Select all lines holding the word "Hospital" from the entries that follow.

Given data below:

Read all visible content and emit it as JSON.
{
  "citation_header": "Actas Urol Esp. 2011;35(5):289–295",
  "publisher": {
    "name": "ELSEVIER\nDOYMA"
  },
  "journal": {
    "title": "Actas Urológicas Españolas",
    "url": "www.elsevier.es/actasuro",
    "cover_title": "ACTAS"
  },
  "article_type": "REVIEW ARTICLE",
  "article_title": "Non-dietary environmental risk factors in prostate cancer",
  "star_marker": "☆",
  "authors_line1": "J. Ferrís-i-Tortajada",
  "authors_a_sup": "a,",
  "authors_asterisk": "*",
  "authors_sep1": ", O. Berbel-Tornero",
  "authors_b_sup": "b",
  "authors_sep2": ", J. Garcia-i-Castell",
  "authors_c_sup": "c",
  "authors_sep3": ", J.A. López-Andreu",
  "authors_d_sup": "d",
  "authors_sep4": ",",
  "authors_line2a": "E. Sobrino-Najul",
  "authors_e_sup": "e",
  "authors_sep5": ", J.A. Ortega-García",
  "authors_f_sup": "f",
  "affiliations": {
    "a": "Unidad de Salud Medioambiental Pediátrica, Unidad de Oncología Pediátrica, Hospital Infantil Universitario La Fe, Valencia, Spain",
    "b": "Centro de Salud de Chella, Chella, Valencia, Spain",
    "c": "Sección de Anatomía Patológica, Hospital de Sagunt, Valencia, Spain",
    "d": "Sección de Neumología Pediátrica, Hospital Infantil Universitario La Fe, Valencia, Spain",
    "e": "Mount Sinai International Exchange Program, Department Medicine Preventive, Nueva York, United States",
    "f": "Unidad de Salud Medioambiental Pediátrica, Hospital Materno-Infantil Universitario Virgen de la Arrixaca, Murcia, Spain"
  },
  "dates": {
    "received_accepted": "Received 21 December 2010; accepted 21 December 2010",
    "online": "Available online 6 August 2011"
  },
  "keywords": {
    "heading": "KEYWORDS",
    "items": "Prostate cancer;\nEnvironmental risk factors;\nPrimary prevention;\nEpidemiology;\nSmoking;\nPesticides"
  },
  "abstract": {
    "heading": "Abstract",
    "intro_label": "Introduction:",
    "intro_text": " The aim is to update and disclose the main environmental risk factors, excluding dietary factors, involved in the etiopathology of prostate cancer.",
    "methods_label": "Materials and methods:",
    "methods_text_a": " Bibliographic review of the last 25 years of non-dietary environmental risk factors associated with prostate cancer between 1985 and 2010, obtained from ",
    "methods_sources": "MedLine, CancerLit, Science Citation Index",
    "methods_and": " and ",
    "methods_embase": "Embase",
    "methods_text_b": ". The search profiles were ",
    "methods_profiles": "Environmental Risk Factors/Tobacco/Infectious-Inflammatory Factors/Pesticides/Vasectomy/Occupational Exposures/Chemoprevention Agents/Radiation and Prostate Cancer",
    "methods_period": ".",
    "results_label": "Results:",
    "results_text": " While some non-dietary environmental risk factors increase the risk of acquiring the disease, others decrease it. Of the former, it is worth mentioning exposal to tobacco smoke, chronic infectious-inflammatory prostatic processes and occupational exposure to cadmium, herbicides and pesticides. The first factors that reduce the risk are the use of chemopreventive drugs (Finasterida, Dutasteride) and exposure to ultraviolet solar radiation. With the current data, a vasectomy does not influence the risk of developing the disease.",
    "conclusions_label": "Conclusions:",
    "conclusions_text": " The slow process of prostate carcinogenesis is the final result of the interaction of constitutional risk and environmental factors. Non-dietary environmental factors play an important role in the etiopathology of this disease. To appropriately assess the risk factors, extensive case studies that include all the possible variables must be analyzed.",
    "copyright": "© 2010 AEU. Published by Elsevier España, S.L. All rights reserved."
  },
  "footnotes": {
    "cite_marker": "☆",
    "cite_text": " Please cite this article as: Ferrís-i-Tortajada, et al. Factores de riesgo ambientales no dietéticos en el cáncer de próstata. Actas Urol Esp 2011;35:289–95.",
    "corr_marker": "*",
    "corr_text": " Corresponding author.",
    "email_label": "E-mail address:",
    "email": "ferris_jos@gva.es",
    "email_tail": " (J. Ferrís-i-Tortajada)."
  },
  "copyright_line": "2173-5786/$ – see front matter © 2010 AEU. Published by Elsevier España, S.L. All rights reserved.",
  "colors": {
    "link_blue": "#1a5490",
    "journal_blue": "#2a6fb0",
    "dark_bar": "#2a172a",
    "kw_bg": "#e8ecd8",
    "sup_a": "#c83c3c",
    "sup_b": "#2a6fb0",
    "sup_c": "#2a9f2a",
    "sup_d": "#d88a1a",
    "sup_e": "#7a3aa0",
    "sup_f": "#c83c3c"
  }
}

End of Given data.

[Solution to the problem]
    "a": "Unidad de Salud Medioambiental Pediátrica, Unidad de Oncología Pediátrica, Hospital Infantil Universitario La Fe, Valencia, Spain",
    "c": "Sección de Anatomía Patológica, Hospital de Sagunt, Valencia, Spain",
    "d": "Sección de Neumología Pediátrica, Hospital Infantil Universitario La Fe, Valencia, Spain",
    "f": "Unidad de Salud Medioambiental Pediátrica, Hospital Materno-Infantil Universitario Virgen de la Arrixaca, Murcia, Spain"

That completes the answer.